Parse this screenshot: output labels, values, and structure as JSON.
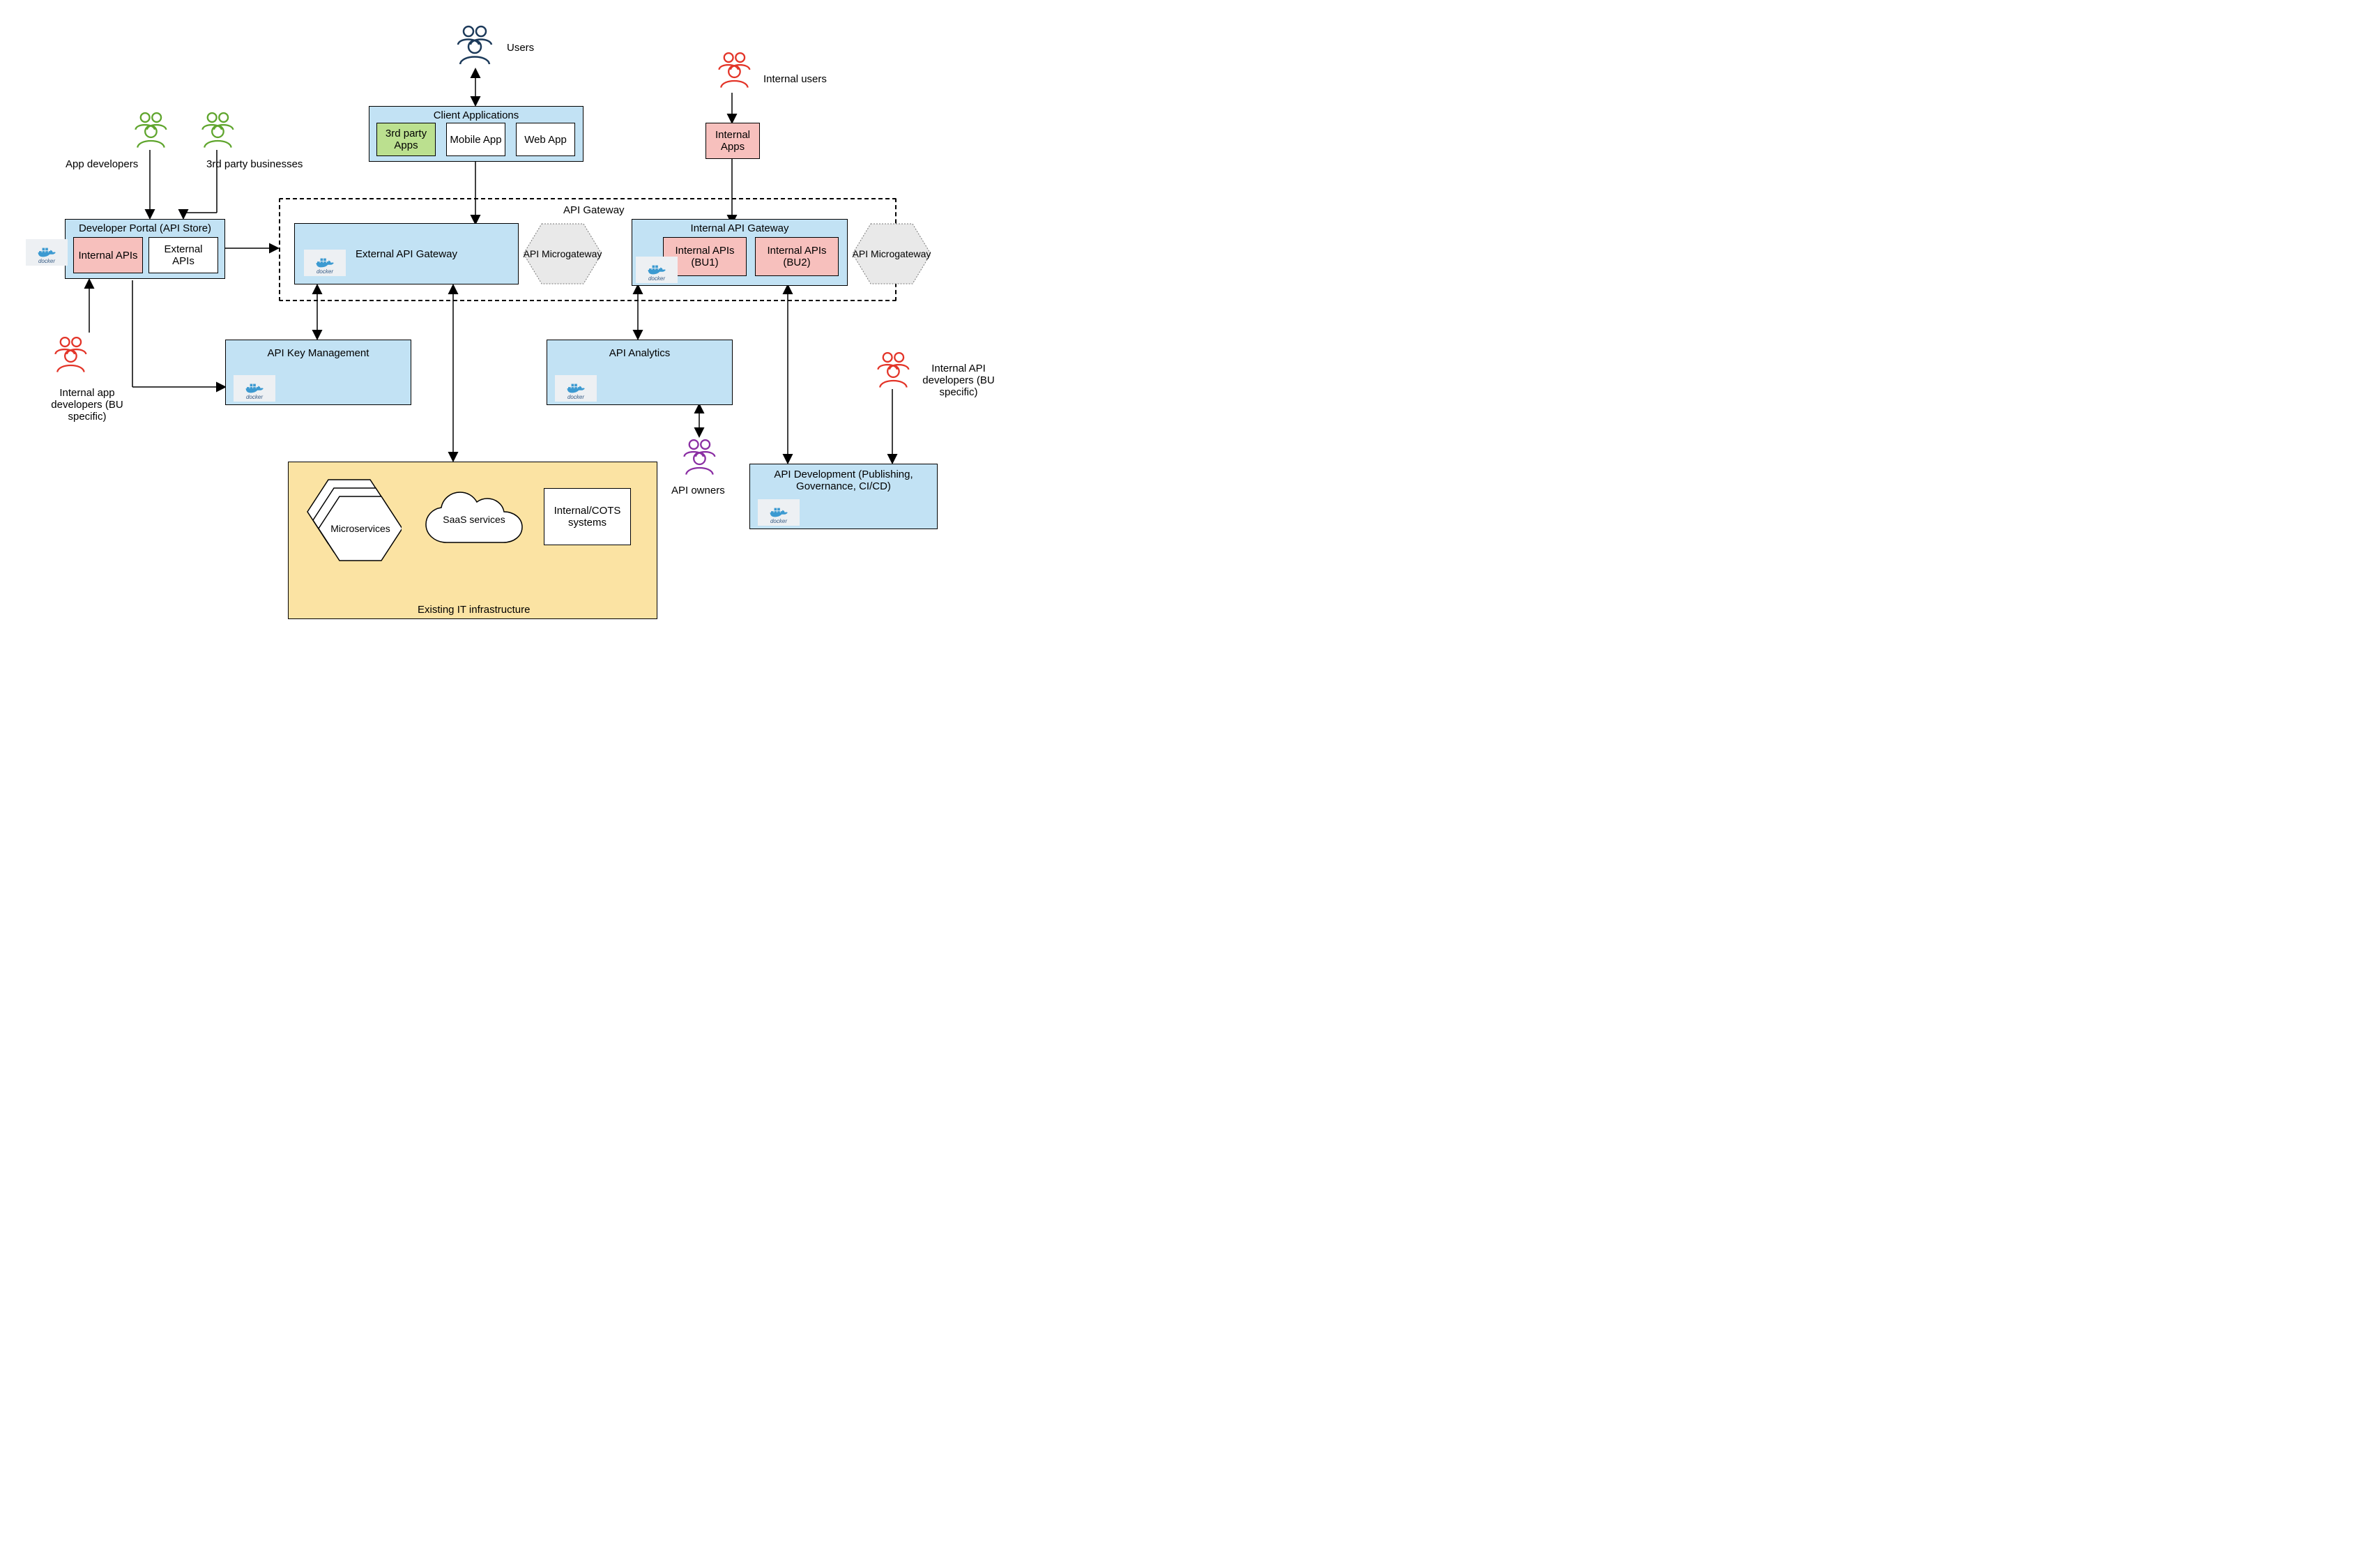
{
  "actors": {
    "users": "Users",
    "internal_users": "Internal users",
    "app_developers": "App developers",
    "third_party_businesses": "3rd party businesses",
    "internal_app_developers": "Internal app developers (BU specific)",
    "internal_api_developers": "Internal API developers (BU specific)",
    "api_owners": "API owners"
  },
  "client_apps": {
    "title": "Client Applications",
    "items": {
      "third_party": "3rd party Apps",
      "mobile": "Mobile App",
      "web": "Web App"
    }
  },
  "internal_apps": "Internal Apps",
  "dev_portal": {
    "title": "Developer Portal (API Store)",
    "internal": "Internal APIs",
    "external": "External APIs"
  },
  "api_gateway": {
    "group_label": "API Gateway",
    "external": "External API Gateway",
    "micro": "API Microgateway",
    "internal_title": "Internal API Gateway",
    "internal_bu1": "Internal APIs (BU1)",
    "internal_bu2": "Internal APIs (BU2)"
  },
  "api_key_mgmt": "API Key Management",
  "api_analytics": "API Analytics",
  "api_dev": "API Development (Publishing, Governance, CI/CD)",
  "infra": {
    "title": "Existing IT infrastructure",
    "microservices": "Microservices",
    "saas": "SaaS services",
    "cots": "Internal/COTS systems"
  },
  "icons": {
    "docker": "docker"
  }
}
********
WORK TO COMPLETE: Repeat the data exactly, excluding the pictures.

CORRECT RESPONSE:
Parse this screenshot: output labels, values, and structure as JSON.
{
  "actors": {
    "users": "Users",
    "internal_users": "Internal users",
    "app_developers": "App developers",
    "third_party_businesses": "3rd party businesses",
    "internal_app_developers": "Internal app developers (BU specific)",
    "internal_api_developers": "Internal API developers (BU specific)",
    "api_owners": "API owners"
  },
  "client_apps": {
    "title": "Client Applications",
    "items": {
      "third_party": "3rd party Apps",
      "mobile": "Mobile App",
      "web": "Web App"
    }
  },
  "internal_apps": "Internal Apps",
  "dev_portal": {
    "title": "Developer Portal (API Store)",
    "internal": "Internal APIs",
    "external": "External APIs"
  },
  "api_gateway": {
    "group_label": "API Gateway",
    "external": "External API Gateway",
    "micro": "API Microgateway",
    "internal_title": "Internal API Gateway",
    "internal_bu1": "Internal APIs (BU1)",
    "internal_bu2": "Internal APIs (BU2)"
  },
  "api_key_mgmt": "API Key Management",
  "api_analytics": "API Analytics",
  "api_dev": "API Development (Publishing, Governance, CI/CD)",
  "infra": {
    "title": "Existing IT infrastructure",
    "microservices": "Microservices",
    "saas": "SaaS services",
    "cots": "Internal/COTS systems"
  },
  "icons": {
    "docker": "docker"
  }
}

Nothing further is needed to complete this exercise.